Stored records
# # # #

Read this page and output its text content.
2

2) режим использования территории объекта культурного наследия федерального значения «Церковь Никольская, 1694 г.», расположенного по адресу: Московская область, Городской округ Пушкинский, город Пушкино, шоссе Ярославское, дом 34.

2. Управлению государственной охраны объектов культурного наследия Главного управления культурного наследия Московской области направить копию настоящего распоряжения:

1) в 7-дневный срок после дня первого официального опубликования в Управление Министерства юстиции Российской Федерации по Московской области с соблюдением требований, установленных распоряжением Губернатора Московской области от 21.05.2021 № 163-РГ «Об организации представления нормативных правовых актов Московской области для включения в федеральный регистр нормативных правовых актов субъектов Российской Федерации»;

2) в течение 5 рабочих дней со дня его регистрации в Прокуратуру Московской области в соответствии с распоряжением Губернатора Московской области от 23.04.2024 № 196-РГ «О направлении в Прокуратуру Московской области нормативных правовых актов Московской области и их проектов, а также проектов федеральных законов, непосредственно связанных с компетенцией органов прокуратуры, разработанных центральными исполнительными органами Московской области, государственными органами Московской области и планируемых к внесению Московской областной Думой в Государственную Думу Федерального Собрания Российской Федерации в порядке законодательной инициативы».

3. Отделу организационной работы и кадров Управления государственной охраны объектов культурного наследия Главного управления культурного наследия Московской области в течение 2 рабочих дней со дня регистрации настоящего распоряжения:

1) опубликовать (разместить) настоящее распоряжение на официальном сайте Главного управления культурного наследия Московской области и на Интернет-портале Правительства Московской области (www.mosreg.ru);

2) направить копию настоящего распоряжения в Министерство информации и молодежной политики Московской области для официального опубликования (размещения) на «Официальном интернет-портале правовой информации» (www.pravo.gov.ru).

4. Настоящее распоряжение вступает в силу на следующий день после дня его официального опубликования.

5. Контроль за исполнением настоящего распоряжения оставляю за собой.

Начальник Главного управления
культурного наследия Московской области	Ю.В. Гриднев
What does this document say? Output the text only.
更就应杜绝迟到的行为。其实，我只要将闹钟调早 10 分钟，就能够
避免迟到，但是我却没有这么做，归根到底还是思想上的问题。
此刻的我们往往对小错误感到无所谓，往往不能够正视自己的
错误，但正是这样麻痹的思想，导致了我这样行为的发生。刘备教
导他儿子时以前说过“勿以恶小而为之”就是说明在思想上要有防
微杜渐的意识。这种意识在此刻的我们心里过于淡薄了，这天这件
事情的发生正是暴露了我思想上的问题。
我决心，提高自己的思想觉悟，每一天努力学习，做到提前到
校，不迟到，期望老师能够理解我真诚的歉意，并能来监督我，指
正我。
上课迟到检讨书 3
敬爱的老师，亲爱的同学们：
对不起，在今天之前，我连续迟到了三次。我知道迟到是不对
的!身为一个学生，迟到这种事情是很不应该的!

# # # #

● **Work required**
Take the lines above from the one holding "What does this" to the last and output them exactly.

● **Solution to the problem**
What does this document say? Output the text only.
更就应杜绝迟到的行为。其实，我只要将闹钟调早 10 分钟，就能够
避免迟到，但是我却没有这么做，归根到底还是思想上的问题。
此刻的我们往往对小错误感到无所谓，往往不能够正视自己的
错误，但正是这样麻痹的思想，导致了我这样行为的发生。刘备教
导他儿子时以前说过“勿以恶小而为之”就是说明在思想上要有防
微杜渐的意识。这种意识在此刻的我们心里过于淡薄了，这天这件
事情的发生正是暴露了我思想上的问题。
我决心，提高自己的思想觉悟，每一天努力学习，做到提前到
校，不迟到，期望老师能够理解我真诚的歉意，并能来监督我，指
正我。
上课迟到检讨书 3
敬爱的老师，亲爱的同学们：
对不起，在今天之前，我连续迟到了三次。我知道迟到是不对
的!身为一个学生，迟到这种事情是很不应该的!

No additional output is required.